**Given problem**: Write out every entry precisely as given, leaving the pictures out.

======== Extracted entries

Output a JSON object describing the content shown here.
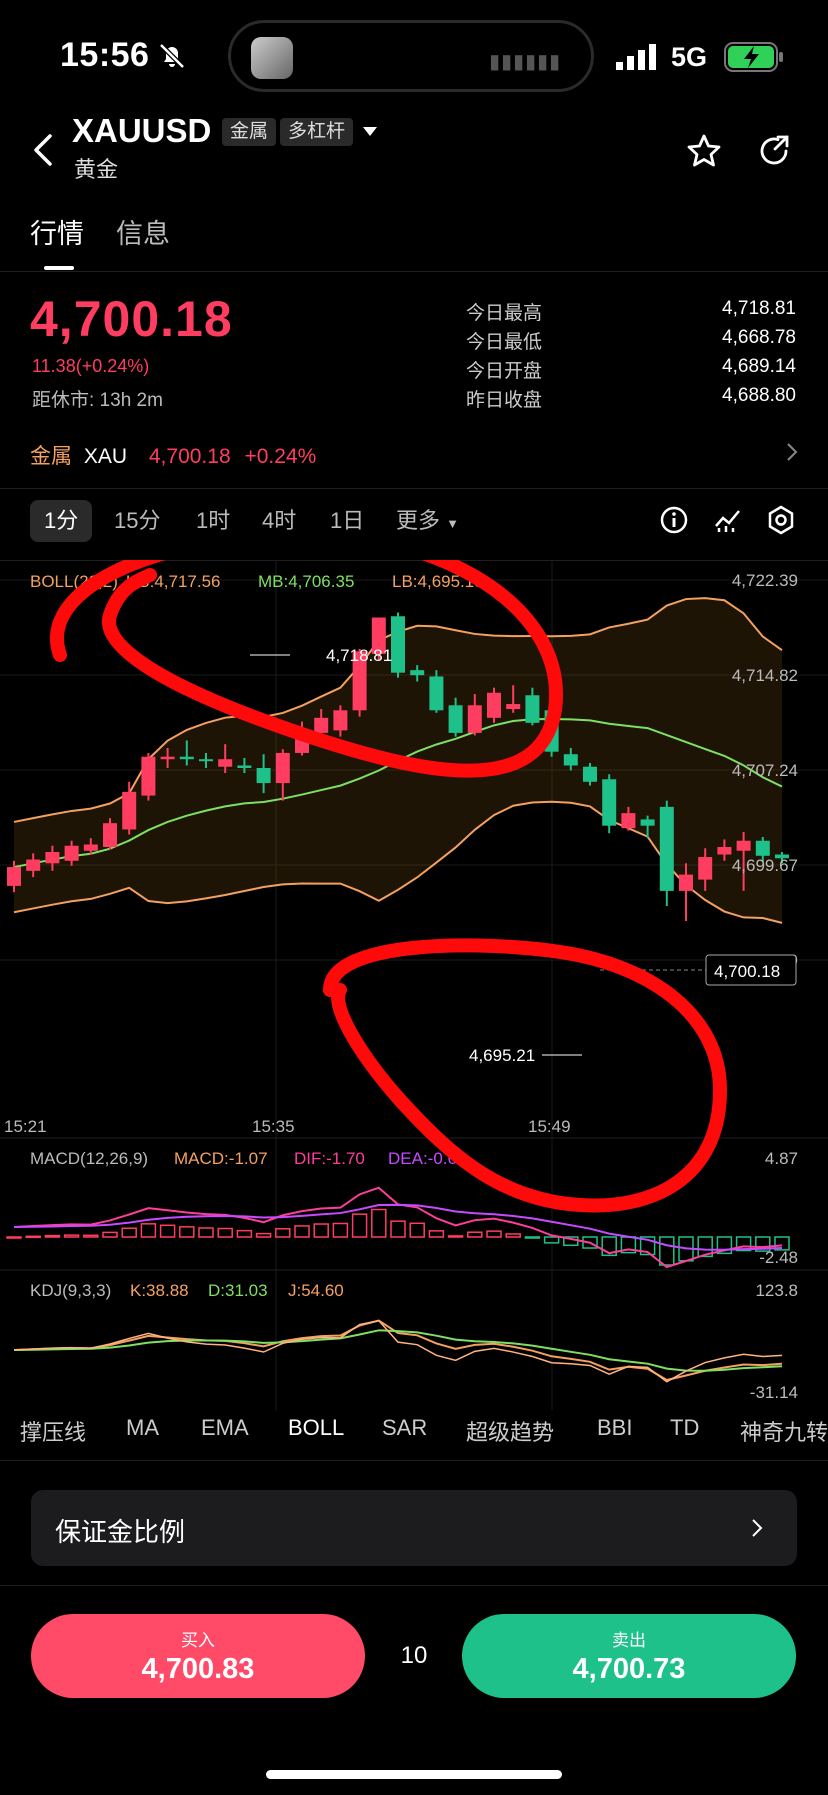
{
  "status": {
    "time": "15:56",
    "network": "5G"
  },
  "header": {
    "symbol": "XAUUSD",
    "tag1": "金属",
    "tag2": "多杠杆",
    "name": "黄金"
  },
  "tabs": [
    {
      "label": "行情"
    },
    {
      "label": "信息"
    }
  ],
  "quote": {
    "price": "4,700.18",
    "change": "11.38(+0.24%)",
    "close_in": "距休市: 13h 2m",
    "stats": [
      {
        "label": "今日最高",
        "value": "4,718.81"
      },
      {
        "label": "今日最低",
        "value": "4,668.78"
      },
      {
        "label": "今日开盘",
        "value": "4,689.14"
      },
      {
        "label": "昨日收盘",
        "value": "4,688.80"
      }
    ]
  },
  "metal_row": {
    "label": "金属",
    "code": "XAU",
    "price": "4,700.18",
    "change": "+0.24%"
  },
  "periods": [
    {
      "label": "1分"
    },
    {
      "label": "15分"
    },
    {
      "label": "1时"
    },
    {
      "label": "4时"
    },
    {
      "label": "1日"
    },
    {
      "label": "更多"
    }
  ],
  "chart_data": [
    {
      "type": "candlestick",
      "indicator": "BOLL(20,2)",
      "ub": "UB:4,717.56",
      "mb": "MB:4,706.35",
      "lb": "LB:4,695.15",
      "ylim": [
        4692.09,
        4722.39
      ],
      "yticks": [
        "4,722.39",
        "4,714.82",
        "4,707.24",
        "4,699.67",
        "4,692.09"
      ],
      "xticks": [
        "15:21",
        "15:35",
        "15:49"
      ],
      "annotations": {
        "high": "4,718.81",
        "low": "4,695.21",
        "current": "4,700.18"
      },
      "candles": [
        [
          4698.0,
          4699.5,
          4697.5,
          4700.0
        ],
        [
          4699.2,
          4700.1,
          4698.7,
          4700.6
        ],
        [
          4699.8,
          4700.7,
          4699.2,
          4701.2
        ],
        [
          4700.0,
          4701.2,
          4699.6,
          4701.6
        ],
        [
          4700.8,
          4701.3,
          4700.5,
          4701.8
        ],
        [
          4701.1,
          4703.0,
          4700.9,
          4703.4
        ],
        [
          4702.5,
          4705.5,
          4702.1,
          4706.3
        ],
        [
          4705.2,
          4708.3,
          4704.8,
          4708.6
        ],
        [
          4708.1,
          4708.3,
          4707.4,
          4709.0
        ],
        [
          4708.3,
          4708.1,
          4707.6,
          4709.6
        ],
        [
          4708.1,
          4708.0,
          4707.4,
          4708.6
        ],
        [
          4707.5,
          4708.1,
          4707.0,
          4709.3
        ],
        [
          4707.6,
          4707.4,
          4707.0,
          4708.2
        ],
        [
          4707.4,
          4706.2,
          4705.4,
          4708.5
        ],
        [
          4706.2,
          4708.6,
          4704.8,
          4708.9
        ],
        [
          4708.6,
          4710.2,
          4708.4,
          4711.1
        ],
        [
          4710.2,
          4711.4,
          4709.8,
          4712.1
        ],
        [
          4710.4,
          4712.0,
          4709.9,
          4712.4
        ],
        [
          4712.0,
          4716.7,
          4711.5,
          4716.9
        ],
        [
          4716.5,
          4719.4,
          4716.0,
          4718.8
        ],
        [
          4719.5,
          4715.0,
          4714.6,
          4719.8
        ],
        [
          4715.2,
          4714.8,
          4714.3,
          4715.6
        ],
        [
          4714.7,
          4712.0,
          4711.8,
          4715.2
        ],
        [
          4712.4,
          4710.2,
          4709.9,
          4713.0
        ],
        [
          4710.2,
          4712.4,
          4710.0,
          4713.3
        ],
        [
          4711.4,
          4713.4,
          4711.0,
          4713.8
        ],
        [
          4712.1,
          4712.5,
          4711.8,
          4714.0
        ],
        [
          4713.2,
          4711.0,
          4710.8,
          4713.8
        ],
        [
          4712.0,
          4708.7,
          4708.3,
          4712.3
        ],
        [
          4708.5,
          4707.6,
          4707.2,
          4709.0
        ],
        [
          4707.5,
          4706.3,
          4706.0,
          4707.8
        ],
        [
          4706.5,
          4702.8,
          4702.2,
          4706.9
        ],
        [
          4702.6,
          4703.8,
          4702.4,
          4704.3
        ],
        [
          4703.3,
          4702.8,
          4701.8,
          4703.6
        ],
        [
          4704.3,
          4697.6,
          4696.4,
          4704.8
        ],
        [
          4697.6,
          4698.9,
          4695.2,
          4699.8
        ],
        [
          4698.5,
          4700.3,
          4697.6,
          4701.0
        ],
        [
          4700.5,
          4701.1,
          4700.0,
          4701.7
        ],
        [
          4700.8,
          4701.6,
          4697.6,
          4702.3
        ],
        [
          4701.6,
          4700.4,
          4699.9,
          4701.9
        ],
        [
          4700.5,
          4700.2,
          4699.8,
          4700.7
        ]
      ]
    },
    {
      "type": "bar",
      "indicator": "MACD(12,26,9)",
      "macd": "MACD:-1.07",
      "dif": "DIF:-1.70",
      "dea": "DEA:-0.63",
      "ytop": "4.87",
      "ybottom": "-2.48"
    },
    {
      "type": "line",
      "indicator": "KDJ(9,3,3)",
      "k": "K:38.88",
      "d": "D:31.03",
      "j": "J:54.60",
      "ytop": "123.8",
      "ybottom": "-31.14"
    }
  ],
  "indicator_tabs": [
    {
      "label": "撑压线"
    },
    {
      "label": "MA"
    },
    {
      "label": "EMA"
    },
    {
      "label": "BOLL"
    },
    {
      "label": "SAR"
    },
    {
      "label": "超级趋势"
    },
    {
      "label": "BBI"
    },
    {
      "label": "TD"
    },
    {
      "label": "神奇九转"
    }
  ],
  "margin": {
    "label": "保证金比例"
  },
  "trade": {
    "buy_label": "买入",
    "buy_price": "4,700.83",
    "lots": "10",
    "sell_label": "卖出",
    "sell_price": "4,700.73"
  },
  "colors": {
    "up": "#ff3d60",
    "down": "#1fc18a",
    "boll_ub": "#f4a160",
    "boll_mb": "#7ee063",
    "annotation": "#ff0a0a"
  }
}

================

**Solution to the exercise**:
Output a JSON object describing the content shown here.
{
  "status": {
    "time": "15:56",
    "network": "5G"
  },
  "header": {
    "symbol": "XAUUSD",
    "tag1": "金属",
    "tag2": "多杠杆",
    "name": "黄金"
  },
  "tabs": [
    {
      "label": "行情"
    },
    {
      "label": "信息"
    }
  ],
  "quote": {
    "price": "4,700.18",
    "change": "11.38(+0.24%)",
    "close_in": "距休市: 13h 2m",
    "stats": [
      {
        "label": "今日最高",
        "value": "4,718.81"
      },
      {
        "label": "今日最低",
        "value": "4,668.78"
      },
      {
        "label": "今日开盘",
        "value": "4,689.14"
      },
      {
        "label": "昨日收盘",
        "value": "4,688.80"
      }
    ]
  },
  "metal_row": {
    "label": "金属",
    "code": "XAU",
    "price": "4,700.18",
    "change": "+0.24%"
  },
  "periods": [
    {
      "label": "1分"
    },
    {
      "label": "15分"
    },
    {
      "label": "1时"
    },
    {
      "label": "4时"
    },
    {
      "label": "1日"
    },
    {
      "label": "更多"
    }
  ],
  "chart_data": [
    {
      "type": "candlestick",
      "indicator": "BOLL(20,2)",
      "ub": "UB:4,717.56",
      "mb": "MB:4,706.35",
      "lb": "LB:4,695.15",
      "ylim": [
        4692.09,
        4722.39
      ],
      "yticks": [
        "4,722.39",
        "4,714.82",
        "4,707.24",
        "4,699.67",
        "4,692.09"
      ],
      "xticks": [
        "15:21",
        "15:35",
        "15:49"
      ],
      "annotations": {
        "high": "4,718.81",
        "low": "4,695.21",
        "current": "4,700.18"
      },
      "candles": [
        [
          4698.0,
          4699.5,
          4697.5,
          4700.0
        ],
        [
          4699.2,
          4700.1,
          4698.7,
          4700.6
        ],
        [
          4699.8,
          4700.7,
          4699.2,
          4701.2
        ],
        [
          4700.0,
          4701.2,
          4699.6,
          4701.6
        ],
        [
          4700.8,
          4701.3,
          4700.5,
          4701.8
        ],
        [
          4701.1,
          4703.0,
          4700.9,
          4703.4
        ],
        [
          4702.5,
          4705.5,
          4702.1,
          4706.3
        ],
        [
          4705.2,
          4708.3,
          4704.8,
          4708.6
        ],
        [
          4708.1,
          4708.3,
          4707.4,
          4709.0
        ],
        [
          4708.3,
          4708.1,
          4707.6,
          4709.6
        ],
        [
          4708.1,
          4708.0,
          4707.4,
          4708.6
        ],
        [
          4707.5,
          4708.1,
          4707.0,
          4709.3
        ],
        [
          4707.6,
          4707.4,
          4707.0,
          4708.2
        ],
        [
          4707.4,
          4706.2,
          4705.4,
          4708.5
        ],
        [
          4706.2,
          4708.6,
          4704.8,
          4708.9
        ],
        [
          4708.6,
          4710.2,
          4708.4,
          4711.1
        ],
        [
          4710.2,
          4711.4,
          4709.8,
          4712.1
        ],
        [
          4710.4,
          4712.0,
          4709.9,
          4712.4
        ],
        [
          4712.0,
          4716.7,
          4711.5,
          4716.9
        ],
        [
          4716.5,
          4719.4,
          4716.0,
          4718.8
        ],
        [
          4719.5,
          4715.0,
          4714.6,
          4719.8
        ],
        [
          4715.2,
          4714.8,
          4714.3,
          4715.6
        ],
        [
          4714.7,
          4712.0,
          4711.8,
          4715.2
        ],
        [
          4712.4,
          4710.2,
          4709.9,
          4713.0
        ],
        [
          4710.2,
          4712.4,
          4710.0,
          4713.3
        ],
        [
          4711.4,
          4713.4,
          4711.0,
          4713.8
        ],
        [
          4712.1,
          4712.5,
          4711.8,
          4714.0
        ],
        [
          4713.2,
          4711.0,
          4710.8,
          4713.8
        ],
        [
          4712.0,
          4708.7,
          4708.3,
          4712.3
        ],
        [
          4708.5,
          4707.6,
          4707.2,
          4709.0
        ],
        [
          4707.5,
          4706.3,
          4706.0,
          4707.8
        ],
        [
          4706.5,
          4702.8,
          4702.2,
          4706.9
        ],
        [
          4702.6,
          4703.8,
          4702.4,
          4704.3
        ],
        [
          4703.3,
          4702.8,
          4701.8,
          4703.6
        ],
        [
          4704.3,
          4697.6,
          4696.4,
          4704.8
        ],
        [
          4697.6,
          4698.9,
          4695.2,
          4699.8
        ],
        [
          4698.5,
          4700.3,
          4697.6,
          4701.0
        ],
        [
          4700.5,
          4701.1,
          4700.0,
          4701.7
        ],
        [
          4700.8,
          4701.6,
          4697.6,
          4702.3
        ],
        [
          4701.6,
          4700.4,
          4699.9,
          4701.9
        ],
        [
          4700.5,
          4700.2,
          4699.8,
          4700.7
        ]
      ]
    },
    {
      "type": "bar",
      "indicator": "MACD(12,26,9)",
      "macd": "MACD:-1.07",
      "dif": "DIF:-1.70",
      "dea": "DEA:-0.63",
      "ytop": "4.87",
      "ybottom": "-2.48"
    },
    {
      "type": "line",
      "indicator": "KDJ(9,3,3)",
      "k": "K:38.88",
      "d": "D:31.03",
      "j": "J:54.60",
      "ytop": "123.8",
      "ybottom": "-31.14"
    }
  ],
  "indicator_tabs": [
    {
      "label": "撑压线"
    },
    {
      "label": "MA"
    },
    {
      "label": "EMA"
    },
    {
      "label": "BOLL"
    },
    {
      "label": "SAR"
    },
    {
      "label": "超级趋势"
    },
    {
      "label": "BBI"
    },
    {
      "label": "TD"
    },
    {
      "label": "神奇九转"
    }
  ],
  "margin": {
    "label": "保证金比例"
  },
  "trade": {
    "buy_label": "买入",
    "buy_price": "4,700.83",
    "lots": "10",
    "sell_label": "卖出",
    "sell_price": "4,700.73"
  },
  "colors": {
    "up": "#ff3d60",
    "down": "#1fc18a",
    "boll_ub": "#f4a160",
    "boll_mb": "#7ee063",
    "annotation": "#ff0a0a"
  }
}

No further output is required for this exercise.